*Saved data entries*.

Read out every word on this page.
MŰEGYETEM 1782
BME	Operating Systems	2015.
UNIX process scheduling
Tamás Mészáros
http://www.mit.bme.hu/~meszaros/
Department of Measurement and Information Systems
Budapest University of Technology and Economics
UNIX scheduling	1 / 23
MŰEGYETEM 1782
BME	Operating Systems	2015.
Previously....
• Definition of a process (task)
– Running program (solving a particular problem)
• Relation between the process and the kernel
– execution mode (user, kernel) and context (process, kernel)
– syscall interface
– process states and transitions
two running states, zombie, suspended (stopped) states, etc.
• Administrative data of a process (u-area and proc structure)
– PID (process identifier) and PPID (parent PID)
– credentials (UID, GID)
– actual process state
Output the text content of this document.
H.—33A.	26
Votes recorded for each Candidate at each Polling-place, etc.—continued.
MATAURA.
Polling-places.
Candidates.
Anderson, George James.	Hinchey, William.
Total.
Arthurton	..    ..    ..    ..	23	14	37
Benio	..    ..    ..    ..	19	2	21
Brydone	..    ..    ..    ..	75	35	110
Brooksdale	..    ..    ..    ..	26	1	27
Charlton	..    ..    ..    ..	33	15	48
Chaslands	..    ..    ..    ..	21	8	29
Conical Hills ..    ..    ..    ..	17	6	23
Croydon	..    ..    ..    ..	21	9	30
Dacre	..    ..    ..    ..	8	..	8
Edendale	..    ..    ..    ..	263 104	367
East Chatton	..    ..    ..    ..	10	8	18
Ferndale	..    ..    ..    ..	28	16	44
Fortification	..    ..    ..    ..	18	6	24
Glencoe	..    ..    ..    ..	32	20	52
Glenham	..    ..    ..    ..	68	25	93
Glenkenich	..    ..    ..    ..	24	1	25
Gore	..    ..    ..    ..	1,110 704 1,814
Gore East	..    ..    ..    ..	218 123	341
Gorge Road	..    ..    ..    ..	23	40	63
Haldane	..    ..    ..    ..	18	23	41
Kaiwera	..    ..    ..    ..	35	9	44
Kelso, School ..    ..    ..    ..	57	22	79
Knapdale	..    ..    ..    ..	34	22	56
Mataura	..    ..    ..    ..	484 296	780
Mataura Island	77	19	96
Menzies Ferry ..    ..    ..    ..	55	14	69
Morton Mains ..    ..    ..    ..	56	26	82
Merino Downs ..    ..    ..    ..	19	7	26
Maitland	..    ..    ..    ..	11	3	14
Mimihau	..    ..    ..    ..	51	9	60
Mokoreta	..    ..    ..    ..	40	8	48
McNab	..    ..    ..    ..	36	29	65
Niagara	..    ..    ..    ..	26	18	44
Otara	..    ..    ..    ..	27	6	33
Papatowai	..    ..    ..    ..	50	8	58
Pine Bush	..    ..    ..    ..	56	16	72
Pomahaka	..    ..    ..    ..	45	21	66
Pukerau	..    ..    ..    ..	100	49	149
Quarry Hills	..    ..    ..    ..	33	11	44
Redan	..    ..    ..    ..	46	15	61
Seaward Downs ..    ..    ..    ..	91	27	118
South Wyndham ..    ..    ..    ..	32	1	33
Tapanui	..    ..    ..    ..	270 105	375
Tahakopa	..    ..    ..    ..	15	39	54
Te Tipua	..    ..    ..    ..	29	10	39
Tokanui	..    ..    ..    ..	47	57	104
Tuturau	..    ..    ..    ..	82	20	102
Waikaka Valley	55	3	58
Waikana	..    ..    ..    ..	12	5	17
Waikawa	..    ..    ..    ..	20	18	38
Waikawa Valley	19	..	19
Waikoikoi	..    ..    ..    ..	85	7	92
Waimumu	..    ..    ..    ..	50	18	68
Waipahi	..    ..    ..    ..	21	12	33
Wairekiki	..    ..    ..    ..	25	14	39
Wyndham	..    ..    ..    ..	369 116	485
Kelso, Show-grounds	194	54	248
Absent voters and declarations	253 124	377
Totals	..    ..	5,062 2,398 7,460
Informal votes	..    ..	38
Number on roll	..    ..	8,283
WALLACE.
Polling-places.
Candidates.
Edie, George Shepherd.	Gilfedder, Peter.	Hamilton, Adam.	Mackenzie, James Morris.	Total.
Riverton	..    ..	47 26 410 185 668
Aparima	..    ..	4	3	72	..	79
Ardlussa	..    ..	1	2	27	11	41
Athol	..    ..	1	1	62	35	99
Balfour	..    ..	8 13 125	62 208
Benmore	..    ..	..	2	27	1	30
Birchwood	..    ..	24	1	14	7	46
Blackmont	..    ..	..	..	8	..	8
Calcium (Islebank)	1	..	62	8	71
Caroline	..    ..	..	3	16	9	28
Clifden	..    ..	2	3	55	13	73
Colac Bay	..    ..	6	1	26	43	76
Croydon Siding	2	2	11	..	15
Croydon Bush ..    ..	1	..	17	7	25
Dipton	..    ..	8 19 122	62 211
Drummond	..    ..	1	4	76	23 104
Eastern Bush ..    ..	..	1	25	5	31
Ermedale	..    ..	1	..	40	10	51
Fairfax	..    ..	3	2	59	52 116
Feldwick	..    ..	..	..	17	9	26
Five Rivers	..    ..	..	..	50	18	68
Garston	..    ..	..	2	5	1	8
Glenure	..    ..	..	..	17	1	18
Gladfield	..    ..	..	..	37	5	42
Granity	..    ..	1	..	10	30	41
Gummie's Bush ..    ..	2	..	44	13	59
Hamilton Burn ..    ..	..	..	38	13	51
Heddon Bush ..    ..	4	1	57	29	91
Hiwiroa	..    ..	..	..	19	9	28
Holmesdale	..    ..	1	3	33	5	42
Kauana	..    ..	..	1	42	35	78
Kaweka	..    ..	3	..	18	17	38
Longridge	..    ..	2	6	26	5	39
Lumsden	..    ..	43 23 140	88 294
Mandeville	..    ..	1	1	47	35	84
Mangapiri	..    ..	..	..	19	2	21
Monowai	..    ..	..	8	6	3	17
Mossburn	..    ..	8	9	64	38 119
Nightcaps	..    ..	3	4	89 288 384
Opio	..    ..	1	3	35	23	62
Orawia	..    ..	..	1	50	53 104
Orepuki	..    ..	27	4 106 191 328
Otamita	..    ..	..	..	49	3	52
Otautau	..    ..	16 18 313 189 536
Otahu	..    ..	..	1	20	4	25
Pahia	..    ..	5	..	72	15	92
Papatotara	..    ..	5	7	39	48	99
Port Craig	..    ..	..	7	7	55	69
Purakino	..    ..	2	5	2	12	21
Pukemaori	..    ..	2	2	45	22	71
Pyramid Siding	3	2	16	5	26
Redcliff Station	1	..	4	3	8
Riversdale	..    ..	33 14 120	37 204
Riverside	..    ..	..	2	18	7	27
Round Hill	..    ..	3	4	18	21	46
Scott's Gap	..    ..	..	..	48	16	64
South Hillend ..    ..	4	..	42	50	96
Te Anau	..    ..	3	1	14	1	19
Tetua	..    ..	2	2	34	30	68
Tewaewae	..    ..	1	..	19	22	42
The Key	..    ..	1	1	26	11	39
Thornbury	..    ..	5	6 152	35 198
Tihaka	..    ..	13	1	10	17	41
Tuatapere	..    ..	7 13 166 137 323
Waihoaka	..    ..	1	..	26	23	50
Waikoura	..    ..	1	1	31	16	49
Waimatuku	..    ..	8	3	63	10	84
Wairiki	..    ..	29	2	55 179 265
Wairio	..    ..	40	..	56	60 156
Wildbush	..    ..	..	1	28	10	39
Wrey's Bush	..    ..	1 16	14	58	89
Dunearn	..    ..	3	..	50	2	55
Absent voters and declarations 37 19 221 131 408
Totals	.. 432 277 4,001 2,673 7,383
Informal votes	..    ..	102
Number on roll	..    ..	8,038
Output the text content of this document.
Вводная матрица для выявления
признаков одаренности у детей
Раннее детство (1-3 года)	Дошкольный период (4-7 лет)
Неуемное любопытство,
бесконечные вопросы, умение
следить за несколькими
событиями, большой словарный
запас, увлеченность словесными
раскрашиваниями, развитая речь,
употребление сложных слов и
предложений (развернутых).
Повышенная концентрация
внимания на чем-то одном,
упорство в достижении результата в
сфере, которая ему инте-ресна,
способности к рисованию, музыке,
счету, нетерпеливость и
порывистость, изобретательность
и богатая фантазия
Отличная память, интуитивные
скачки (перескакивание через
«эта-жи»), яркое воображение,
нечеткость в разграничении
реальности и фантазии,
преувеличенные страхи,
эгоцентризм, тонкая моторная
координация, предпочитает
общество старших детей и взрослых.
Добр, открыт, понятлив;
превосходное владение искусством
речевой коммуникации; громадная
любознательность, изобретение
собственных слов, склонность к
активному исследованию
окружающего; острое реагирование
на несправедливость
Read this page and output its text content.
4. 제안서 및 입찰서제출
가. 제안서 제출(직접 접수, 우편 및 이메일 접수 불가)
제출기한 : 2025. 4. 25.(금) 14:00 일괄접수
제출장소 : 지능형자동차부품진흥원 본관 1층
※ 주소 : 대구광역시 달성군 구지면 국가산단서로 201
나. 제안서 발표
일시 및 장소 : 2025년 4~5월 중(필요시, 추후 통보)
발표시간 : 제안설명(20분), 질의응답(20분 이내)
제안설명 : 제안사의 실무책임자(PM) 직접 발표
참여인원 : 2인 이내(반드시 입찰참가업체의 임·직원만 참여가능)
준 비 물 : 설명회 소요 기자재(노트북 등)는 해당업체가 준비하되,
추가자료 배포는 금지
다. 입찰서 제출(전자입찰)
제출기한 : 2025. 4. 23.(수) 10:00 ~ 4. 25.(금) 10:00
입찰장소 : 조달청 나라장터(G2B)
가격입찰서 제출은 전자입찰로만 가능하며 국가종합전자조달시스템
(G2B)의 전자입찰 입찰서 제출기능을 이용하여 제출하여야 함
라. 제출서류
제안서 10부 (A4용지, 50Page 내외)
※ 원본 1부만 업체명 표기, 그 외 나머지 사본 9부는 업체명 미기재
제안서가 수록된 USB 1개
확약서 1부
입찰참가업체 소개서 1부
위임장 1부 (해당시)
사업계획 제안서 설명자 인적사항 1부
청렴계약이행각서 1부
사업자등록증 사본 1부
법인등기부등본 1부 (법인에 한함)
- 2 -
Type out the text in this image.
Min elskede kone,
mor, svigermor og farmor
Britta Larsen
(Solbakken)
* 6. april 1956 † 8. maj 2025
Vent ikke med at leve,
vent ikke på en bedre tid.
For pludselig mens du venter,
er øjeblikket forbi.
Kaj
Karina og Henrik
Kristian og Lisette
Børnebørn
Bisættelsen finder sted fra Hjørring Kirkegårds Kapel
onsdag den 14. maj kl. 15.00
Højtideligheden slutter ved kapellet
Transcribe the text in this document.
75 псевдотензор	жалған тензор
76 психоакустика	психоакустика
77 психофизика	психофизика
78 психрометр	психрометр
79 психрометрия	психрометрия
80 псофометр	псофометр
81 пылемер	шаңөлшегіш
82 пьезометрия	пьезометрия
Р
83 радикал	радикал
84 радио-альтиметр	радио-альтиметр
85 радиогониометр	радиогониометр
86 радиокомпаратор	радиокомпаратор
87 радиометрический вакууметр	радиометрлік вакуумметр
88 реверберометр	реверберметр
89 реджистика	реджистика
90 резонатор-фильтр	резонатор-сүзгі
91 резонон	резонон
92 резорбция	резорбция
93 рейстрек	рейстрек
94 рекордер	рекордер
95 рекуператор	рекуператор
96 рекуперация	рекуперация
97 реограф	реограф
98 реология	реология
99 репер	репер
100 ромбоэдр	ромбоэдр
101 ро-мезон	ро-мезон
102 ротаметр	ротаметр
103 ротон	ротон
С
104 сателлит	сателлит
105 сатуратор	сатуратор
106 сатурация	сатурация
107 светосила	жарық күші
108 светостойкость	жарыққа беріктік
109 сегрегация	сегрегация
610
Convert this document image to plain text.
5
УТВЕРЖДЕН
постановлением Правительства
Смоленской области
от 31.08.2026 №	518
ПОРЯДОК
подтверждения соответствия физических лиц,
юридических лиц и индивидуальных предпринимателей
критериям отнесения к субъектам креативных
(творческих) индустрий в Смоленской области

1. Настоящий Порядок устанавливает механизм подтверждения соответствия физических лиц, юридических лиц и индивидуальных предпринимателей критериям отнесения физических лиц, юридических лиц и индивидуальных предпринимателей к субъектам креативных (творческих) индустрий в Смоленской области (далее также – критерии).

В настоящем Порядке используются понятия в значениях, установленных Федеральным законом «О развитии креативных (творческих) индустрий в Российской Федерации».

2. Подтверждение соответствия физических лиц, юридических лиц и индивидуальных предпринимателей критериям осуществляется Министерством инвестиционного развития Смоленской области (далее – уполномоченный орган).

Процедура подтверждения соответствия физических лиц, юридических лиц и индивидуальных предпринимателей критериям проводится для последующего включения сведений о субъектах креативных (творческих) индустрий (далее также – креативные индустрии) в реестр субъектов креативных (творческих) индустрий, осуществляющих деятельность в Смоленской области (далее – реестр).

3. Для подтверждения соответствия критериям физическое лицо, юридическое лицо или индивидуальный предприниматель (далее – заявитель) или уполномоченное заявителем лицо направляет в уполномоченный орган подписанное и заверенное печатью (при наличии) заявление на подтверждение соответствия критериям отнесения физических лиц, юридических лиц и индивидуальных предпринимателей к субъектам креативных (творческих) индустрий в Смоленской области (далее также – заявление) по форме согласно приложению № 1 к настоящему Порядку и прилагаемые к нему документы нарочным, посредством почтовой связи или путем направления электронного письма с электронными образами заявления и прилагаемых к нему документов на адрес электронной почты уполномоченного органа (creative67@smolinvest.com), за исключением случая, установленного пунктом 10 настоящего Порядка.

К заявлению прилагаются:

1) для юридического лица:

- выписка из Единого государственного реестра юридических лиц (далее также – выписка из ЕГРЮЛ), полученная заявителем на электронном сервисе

*Objective*.
Find every line that holds "voters" and copy it.

*Exercise result*.
Absent voters and declarations	253 124	377
Absent voters and declarations 37 19 221 131 408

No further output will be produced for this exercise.